• _What to work on_
Below are the records; collect from them each line containing the string "take".

Start of Raw data

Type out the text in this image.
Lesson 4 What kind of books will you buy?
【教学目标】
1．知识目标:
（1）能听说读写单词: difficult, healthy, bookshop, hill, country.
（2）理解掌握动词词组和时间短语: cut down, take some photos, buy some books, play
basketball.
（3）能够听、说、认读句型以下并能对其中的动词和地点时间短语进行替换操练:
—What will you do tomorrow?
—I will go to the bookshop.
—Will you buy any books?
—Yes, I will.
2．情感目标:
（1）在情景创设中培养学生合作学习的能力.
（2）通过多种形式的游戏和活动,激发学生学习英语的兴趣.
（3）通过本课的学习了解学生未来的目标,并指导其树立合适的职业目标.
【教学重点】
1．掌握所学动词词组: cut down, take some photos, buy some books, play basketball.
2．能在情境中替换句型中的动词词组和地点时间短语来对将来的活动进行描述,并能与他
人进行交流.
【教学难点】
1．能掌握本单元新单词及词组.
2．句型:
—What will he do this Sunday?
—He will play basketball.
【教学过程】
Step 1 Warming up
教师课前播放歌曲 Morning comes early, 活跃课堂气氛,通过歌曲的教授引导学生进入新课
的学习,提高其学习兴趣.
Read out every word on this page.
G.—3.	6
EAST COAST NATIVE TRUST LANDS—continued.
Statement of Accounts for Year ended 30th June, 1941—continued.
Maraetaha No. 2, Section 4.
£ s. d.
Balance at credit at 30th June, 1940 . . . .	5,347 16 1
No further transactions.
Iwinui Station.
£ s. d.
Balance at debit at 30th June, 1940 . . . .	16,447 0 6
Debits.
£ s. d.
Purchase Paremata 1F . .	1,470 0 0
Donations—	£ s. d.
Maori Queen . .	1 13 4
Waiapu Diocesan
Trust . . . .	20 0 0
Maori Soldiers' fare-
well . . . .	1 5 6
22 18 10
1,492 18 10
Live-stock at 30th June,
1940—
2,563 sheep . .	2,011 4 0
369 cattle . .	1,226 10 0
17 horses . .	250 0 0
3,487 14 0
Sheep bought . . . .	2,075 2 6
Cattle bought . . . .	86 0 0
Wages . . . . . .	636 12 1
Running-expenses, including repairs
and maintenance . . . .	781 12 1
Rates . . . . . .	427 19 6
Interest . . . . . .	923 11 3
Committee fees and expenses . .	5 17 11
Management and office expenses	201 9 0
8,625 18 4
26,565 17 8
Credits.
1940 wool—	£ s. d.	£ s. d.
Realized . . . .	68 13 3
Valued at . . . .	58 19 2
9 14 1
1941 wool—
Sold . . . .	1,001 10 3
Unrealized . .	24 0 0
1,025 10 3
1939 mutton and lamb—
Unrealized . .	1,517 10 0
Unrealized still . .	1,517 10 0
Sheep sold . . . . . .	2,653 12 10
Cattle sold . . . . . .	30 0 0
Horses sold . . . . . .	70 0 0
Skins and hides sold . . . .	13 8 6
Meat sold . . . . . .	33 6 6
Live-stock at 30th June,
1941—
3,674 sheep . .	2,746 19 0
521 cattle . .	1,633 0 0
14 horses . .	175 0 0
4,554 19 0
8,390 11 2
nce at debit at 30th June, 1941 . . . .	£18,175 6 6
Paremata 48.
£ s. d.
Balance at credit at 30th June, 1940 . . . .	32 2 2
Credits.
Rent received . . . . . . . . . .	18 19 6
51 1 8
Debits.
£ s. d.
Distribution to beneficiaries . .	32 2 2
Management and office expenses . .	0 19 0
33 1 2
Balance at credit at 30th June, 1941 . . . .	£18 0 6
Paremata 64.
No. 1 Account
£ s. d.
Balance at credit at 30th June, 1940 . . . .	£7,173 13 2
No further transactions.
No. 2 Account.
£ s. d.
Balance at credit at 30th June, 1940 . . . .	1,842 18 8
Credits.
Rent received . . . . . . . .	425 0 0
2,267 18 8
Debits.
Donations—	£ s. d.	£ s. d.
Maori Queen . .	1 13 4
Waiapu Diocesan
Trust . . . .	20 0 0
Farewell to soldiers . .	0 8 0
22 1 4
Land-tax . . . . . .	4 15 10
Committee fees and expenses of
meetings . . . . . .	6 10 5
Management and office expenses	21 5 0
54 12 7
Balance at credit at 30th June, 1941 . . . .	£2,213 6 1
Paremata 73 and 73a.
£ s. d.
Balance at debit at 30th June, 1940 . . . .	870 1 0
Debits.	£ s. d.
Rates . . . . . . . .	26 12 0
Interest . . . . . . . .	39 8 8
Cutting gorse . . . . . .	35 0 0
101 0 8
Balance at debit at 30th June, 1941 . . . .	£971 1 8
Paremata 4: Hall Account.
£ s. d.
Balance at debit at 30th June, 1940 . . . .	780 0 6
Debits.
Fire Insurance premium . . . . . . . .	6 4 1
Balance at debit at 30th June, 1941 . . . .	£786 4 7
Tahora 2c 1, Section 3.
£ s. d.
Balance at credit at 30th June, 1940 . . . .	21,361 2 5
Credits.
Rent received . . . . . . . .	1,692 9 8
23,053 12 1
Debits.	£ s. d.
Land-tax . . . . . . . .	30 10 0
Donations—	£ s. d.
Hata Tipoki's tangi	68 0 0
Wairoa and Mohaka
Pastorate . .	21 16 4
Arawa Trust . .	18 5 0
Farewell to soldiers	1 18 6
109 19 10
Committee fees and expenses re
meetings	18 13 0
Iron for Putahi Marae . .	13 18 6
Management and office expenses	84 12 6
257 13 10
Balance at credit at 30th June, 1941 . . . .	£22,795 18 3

End of Raw data

• _Output for this task_
（2）理解掌握动词词组和时间短语: cut down, take some photos, buy some books, play
1．掌握所学动词词组: cut down, take some photos, buy some books, play basketball.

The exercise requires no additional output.